- Brief -
Pick every line with "donné" from the material below.

--------------------------------

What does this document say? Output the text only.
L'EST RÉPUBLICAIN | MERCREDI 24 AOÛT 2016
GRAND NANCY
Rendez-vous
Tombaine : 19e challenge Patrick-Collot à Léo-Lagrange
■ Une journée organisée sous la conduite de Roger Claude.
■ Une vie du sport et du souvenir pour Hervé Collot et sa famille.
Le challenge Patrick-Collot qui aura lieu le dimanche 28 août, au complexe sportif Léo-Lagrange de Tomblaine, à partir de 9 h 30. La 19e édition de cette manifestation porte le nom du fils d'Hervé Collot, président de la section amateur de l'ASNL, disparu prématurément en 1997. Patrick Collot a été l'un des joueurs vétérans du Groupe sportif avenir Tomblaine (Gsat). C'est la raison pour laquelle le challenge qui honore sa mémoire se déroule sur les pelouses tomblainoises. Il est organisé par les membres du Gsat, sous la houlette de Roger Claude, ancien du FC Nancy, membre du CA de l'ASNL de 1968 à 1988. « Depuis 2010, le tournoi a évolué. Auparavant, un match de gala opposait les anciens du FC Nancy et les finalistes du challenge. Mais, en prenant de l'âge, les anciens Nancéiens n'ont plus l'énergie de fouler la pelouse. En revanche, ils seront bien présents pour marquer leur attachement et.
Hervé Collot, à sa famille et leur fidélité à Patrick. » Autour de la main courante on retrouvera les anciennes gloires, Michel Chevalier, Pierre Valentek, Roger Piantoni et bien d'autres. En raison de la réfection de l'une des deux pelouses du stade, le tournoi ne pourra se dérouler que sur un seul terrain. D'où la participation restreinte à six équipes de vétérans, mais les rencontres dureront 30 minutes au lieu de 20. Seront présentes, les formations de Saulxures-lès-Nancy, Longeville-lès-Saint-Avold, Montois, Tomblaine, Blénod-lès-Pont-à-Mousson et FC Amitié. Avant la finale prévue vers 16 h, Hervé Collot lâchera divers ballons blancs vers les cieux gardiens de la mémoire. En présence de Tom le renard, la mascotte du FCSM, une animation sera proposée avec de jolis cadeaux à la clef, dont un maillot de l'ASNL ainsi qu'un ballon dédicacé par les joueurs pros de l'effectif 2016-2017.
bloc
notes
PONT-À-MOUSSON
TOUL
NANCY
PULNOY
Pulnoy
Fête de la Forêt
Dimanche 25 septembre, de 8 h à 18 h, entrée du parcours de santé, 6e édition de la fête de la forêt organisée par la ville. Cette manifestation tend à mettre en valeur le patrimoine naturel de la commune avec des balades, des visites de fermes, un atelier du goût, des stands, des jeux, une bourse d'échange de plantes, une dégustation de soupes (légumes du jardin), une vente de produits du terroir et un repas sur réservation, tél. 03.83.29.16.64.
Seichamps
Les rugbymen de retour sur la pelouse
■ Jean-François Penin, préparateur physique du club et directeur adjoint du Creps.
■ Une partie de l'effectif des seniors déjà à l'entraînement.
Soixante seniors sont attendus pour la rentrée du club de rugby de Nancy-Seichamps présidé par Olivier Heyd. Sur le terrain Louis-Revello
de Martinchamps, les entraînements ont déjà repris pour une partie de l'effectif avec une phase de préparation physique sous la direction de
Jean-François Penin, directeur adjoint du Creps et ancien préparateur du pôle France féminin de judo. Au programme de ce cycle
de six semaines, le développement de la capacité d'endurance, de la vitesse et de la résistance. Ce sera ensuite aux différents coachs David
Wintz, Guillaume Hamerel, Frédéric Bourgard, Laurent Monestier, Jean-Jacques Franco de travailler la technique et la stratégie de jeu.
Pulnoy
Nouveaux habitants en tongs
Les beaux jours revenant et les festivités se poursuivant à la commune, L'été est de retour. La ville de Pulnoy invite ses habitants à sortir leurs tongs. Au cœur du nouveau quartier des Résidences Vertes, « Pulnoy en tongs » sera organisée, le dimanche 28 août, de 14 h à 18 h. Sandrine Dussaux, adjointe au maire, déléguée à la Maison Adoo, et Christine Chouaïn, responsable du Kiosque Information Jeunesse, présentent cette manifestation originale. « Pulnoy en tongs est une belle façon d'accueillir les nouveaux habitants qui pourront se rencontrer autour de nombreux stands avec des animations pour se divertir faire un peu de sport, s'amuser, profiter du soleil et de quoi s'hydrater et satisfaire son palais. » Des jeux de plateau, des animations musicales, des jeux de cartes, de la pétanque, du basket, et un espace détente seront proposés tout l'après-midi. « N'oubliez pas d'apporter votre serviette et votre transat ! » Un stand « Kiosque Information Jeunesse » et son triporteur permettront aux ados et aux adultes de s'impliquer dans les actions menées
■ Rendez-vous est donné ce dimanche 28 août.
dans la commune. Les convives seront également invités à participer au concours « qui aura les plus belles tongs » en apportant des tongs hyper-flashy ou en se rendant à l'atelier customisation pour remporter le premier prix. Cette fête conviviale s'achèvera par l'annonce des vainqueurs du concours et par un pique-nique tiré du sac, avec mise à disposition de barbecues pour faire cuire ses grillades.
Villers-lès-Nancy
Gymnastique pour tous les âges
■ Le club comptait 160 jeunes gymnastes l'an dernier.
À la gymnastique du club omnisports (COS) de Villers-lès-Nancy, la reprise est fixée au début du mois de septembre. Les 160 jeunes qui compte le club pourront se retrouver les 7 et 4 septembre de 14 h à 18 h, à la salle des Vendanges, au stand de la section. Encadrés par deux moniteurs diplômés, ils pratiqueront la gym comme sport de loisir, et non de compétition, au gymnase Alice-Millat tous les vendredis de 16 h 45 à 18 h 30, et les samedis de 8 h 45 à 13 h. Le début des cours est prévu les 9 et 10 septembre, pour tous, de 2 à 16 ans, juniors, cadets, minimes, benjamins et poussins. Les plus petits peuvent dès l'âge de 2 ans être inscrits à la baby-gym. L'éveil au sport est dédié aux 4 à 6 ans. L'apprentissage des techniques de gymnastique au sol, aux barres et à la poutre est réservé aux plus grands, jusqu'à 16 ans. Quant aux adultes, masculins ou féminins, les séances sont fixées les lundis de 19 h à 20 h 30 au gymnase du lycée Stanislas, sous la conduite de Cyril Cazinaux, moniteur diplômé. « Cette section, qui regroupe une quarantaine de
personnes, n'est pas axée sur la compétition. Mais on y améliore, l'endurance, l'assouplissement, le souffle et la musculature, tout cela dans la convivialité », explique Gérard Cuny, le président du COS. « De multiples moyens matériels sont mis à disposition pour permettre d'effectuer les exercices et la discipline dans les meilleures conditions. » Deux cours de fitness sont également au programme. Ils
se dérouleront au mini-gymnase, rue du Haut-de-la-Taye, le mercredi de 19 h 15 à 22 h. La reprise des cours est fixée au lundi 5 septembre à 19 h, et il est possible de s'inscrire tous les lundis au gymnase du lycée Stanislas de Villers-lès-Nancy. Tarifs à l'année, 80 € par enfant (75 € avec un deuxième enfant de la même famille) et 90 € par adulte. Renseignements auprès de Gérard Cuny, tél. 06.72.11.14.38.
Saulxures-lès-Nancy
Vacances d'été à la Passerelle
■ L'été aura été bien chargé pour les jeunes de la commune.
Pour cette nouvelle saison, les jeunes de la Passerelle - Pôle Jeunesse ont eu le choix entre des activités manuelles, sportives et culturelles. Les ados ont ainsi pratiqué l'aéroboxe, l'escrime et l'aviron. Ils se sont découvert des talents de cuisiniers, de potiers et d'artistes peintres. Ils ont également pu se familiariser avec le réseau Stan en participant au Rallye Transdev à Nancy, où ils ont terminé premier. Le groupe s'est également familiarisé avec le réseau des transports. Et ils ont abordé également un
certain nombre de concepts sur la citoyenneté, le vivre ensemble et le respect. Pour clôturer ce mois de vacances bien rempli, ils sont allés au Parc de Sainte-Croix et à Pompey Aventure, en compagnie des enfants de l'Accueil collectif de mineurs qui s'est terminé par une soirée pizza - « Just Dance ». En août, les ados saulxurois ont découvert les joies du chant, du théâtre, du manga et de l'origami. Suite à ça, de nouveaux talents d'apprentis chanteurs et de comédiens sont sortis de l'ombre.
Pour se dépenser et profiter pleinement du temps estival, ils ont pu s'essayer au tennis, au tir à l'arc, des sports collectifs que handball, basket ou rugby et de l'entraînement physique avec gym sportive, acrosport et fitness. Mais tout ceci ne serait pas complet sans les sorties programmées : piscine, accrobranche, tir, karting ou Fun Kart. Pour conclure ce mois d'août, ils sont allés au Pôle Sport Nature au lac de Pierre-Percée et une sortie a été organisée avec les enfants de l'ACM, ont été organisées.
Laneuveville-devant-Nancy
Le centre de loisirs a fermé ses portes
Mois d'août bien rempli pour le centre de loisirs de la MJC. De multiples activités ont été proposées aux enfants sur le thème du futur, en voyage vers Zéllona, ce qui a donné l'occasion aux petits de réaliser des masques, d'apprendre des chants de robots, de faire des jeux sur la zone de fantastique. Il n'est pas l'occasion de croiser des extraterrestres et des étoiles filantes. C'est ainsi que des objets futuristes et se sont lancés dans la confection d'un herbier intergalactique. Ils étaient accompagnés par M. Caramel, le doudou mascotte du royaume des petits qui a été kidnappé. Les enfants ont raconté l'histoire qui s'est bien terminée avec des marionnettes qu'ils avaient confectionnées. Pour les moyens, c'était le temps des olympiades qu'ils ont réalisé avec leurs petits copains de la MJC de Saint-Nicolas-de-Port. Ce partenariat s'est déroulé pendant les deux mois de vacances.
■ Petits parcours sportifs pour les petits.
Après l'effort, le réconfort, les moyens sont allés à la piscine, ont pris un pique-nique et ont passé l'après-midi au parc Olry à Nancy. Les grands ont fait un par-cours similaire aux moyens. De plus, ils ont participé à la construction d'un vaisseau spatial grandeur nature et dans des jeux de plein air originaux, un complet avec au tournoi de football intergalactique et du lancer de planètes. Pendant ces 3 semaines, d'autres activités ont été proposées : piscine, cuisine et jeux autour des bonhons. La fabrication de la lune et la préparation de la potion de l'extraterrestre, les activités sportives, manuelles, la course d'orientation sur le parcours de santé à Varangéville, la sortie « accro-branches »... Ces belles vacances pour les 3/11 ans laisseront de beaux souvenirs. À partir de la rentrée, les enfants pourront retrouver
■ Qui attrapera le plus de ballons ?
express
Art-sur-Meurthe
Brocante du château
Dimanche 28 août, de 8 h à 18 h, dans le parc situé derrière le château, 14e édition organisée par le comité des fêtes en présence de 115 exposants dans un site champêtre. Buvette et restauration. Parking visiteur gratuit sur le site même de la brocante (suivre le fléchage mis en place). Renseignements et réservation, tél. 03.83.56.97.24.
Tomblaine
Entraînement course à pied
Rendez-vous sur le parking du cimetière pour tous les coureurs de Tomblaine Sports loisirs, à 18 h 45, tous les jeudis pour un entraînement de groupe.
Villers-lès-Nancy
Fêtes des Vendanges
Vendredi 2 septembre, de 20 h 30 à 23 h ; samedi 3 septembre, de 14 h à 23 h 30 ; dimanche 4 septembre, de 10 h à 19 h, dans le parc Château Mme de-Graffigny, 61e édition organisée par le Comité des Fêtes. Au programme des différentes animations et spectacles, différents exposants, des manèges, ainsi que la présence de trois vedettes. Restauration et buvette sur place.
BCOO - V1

--------------------------------

- Exercise response -
■ Rendez-vous est donné ce dimanche 28 août.
Mois d'août bien rempli pour le centre de loisirs de la MJC. De multiples activités ont été proposées aux enfants sur le thème du futur, en voyage vers Zéllona, ce qui a donné l'occasion aux petits de réaliser des masques, d'apprendre des chants de robots, de faire des jeux sur la zone de fantastique. Il n'est pas l'occasion de croiser des extraterrestres et des étoiles filantes. C'est ainsi que des objets futuristes et se sont lancés dans la confection d'un herbier intergalactique. Ils étaient accompagnés par M. Caramel, le doudou mascotte du royaume des petits qui a été kidnappé. Les enfants ont raconté l'histoire qui s'est bien terminée avec des marionnettes qu'ils avaient confectionnées. Pour les moyens, c'était le temps des olympiades qu'ils ont réalisé avec leurs petits copains de la MJC de Saint-Nicolas-de-Port. Ce partenariat s'est déroulé pendant les deux mois de vacances.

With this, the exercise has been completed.